EXERCISE GOAL> Each line below that contains "chunki" counts once; report the total and nothing more.

[start of RECORD SET]

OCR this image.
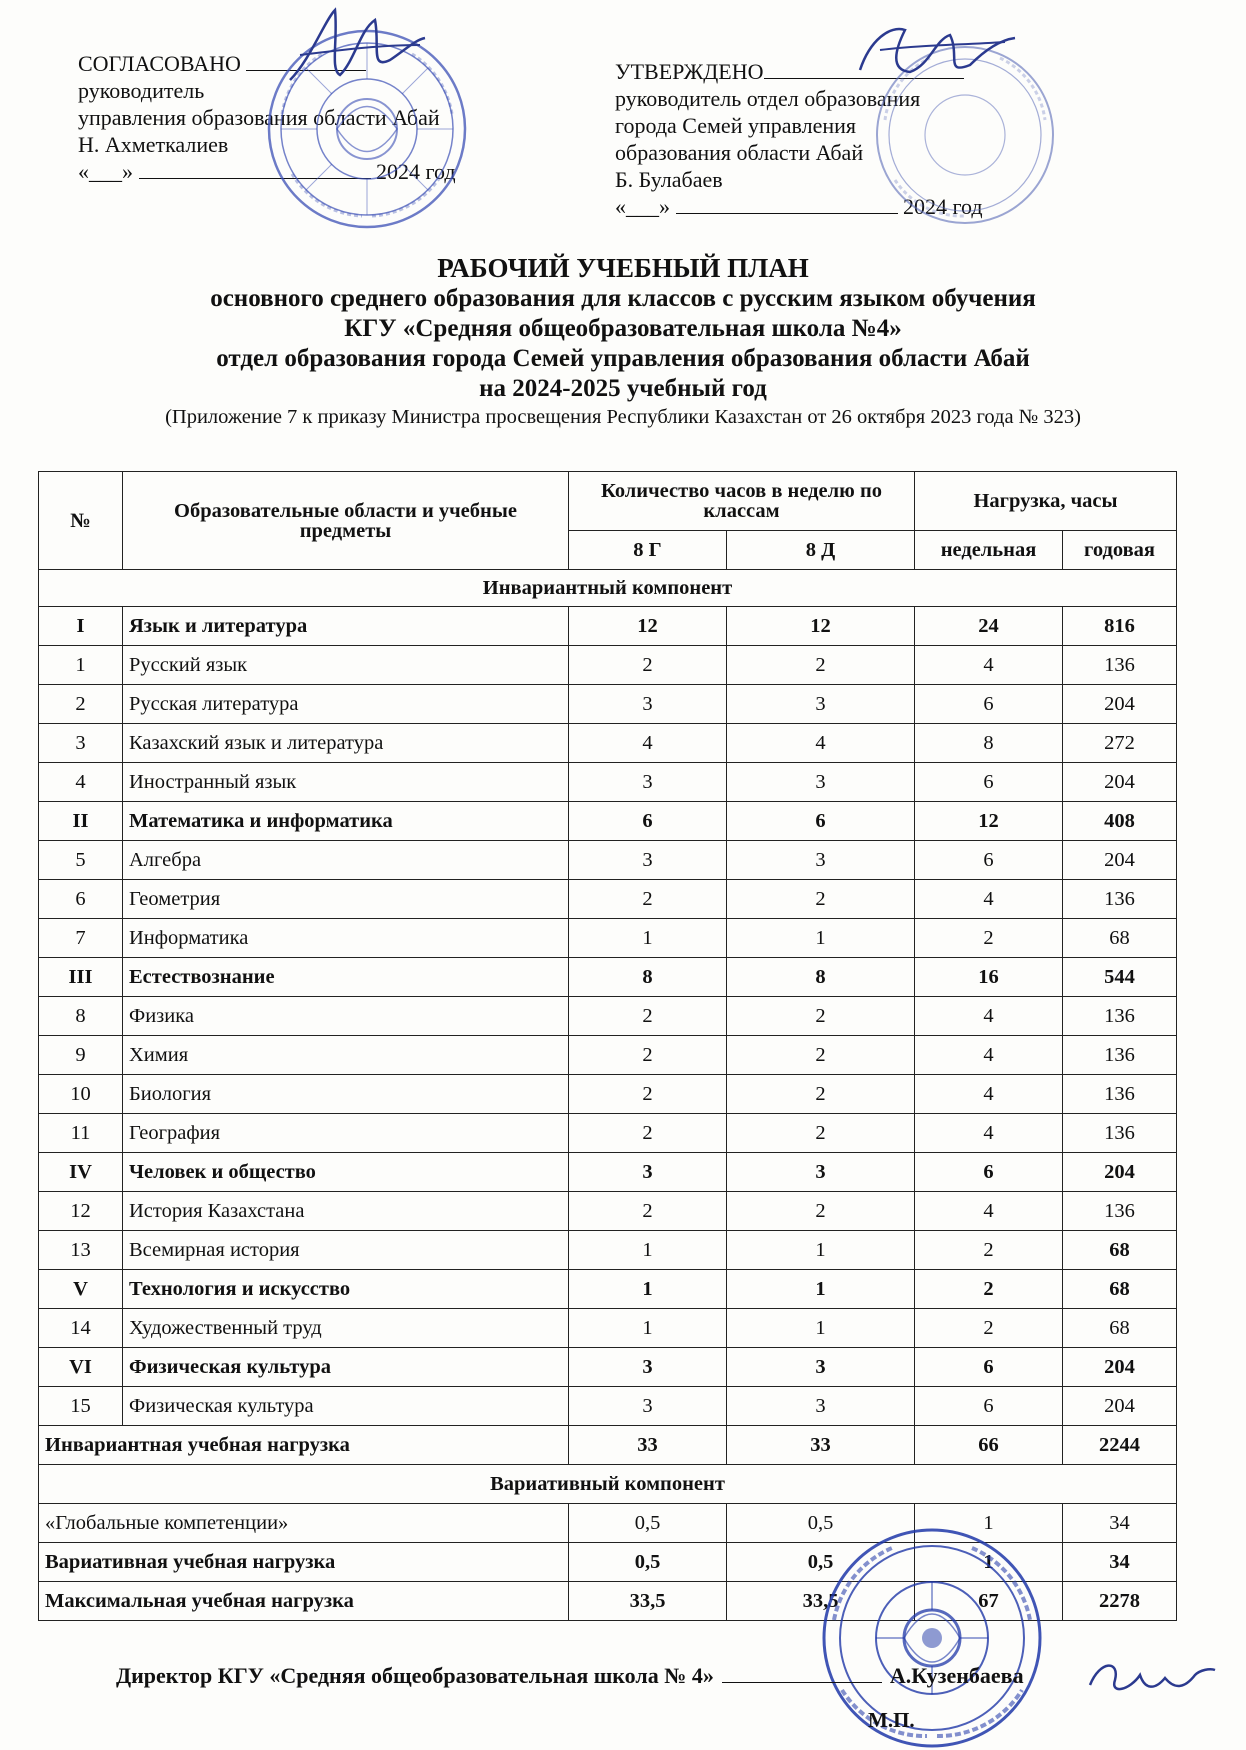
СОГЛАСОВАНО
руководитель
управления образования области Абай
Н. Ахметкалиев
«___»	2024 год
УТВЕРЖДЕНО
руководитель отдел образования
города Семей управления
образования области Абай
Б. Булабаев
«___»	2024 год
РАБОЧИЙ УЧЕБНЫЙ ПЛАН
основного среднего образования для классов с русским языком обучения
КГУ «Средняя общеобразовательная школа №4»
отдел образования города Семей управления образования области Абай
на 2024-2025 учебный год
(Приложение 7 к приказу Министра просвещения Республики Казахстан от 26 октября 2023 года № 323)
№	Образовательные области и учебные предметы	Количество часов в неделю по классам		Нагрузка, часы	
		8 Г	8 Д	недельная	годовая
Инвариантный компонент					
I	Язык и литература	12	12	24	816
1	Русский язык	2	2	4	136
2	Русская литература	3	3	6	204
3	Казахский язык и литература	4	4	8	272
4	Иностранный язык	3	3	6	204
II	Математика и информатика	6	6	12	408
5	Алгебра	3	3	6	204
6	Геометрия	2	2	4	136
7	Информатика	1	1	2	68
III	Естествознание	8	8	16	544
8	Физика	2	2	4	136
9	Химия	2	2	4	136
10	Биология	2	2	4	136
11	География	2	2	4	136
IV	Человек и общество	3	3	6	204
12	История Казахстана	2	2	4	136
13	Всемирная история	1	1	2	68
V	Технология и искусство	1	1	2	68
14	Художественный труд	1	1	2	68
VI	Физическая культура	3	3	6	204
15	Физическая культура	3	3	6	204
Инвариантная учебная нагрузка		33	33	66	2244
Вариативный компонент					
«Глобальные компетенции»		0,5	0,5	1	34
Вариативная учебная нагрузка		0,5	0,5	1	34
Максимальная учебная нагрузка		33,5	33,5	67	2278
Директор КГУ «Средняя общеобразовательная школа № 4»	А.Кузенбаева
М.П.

[end of RECORD SET]
[start of RECORD SET]

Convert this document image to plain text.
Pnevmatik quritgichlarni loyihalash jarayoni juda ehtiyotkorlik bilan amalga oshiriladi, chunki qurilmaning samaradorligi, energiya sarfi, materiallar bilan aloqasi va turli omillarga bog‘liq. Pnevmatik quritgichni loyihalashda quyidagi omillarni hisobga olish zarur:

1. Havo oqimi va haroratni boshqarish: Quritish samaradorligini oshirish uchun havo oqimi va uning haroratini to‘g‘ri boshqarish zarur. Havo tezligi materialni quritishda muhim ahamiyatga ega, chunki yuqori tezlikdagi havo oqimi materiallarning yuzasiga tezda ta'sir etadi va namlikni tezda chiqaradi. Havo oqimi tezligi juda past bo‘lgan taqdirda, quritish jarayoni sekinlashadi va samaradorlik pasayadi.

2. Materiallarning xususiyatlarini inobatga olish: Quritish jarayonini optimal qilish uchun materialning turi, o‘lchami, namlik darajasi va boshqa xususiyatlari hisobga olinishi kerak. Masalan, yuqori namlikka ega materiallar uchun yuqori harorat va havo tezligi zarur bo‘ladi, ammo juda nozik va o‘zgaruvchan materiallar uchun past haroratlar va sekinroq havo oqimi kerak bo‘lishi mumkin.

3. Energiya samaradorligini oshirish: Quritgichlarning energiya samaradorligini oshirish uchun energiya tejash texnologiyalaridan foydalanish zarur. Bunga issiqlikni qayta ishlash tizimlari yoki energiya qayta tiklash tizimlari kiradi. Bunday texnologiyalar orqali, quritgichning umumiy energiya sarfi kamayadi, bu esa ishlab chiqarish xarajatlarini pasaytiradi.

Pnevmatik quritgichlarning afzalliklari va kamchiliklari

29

[end of RECORD SET]

ANSWER TO THIS TASK> 2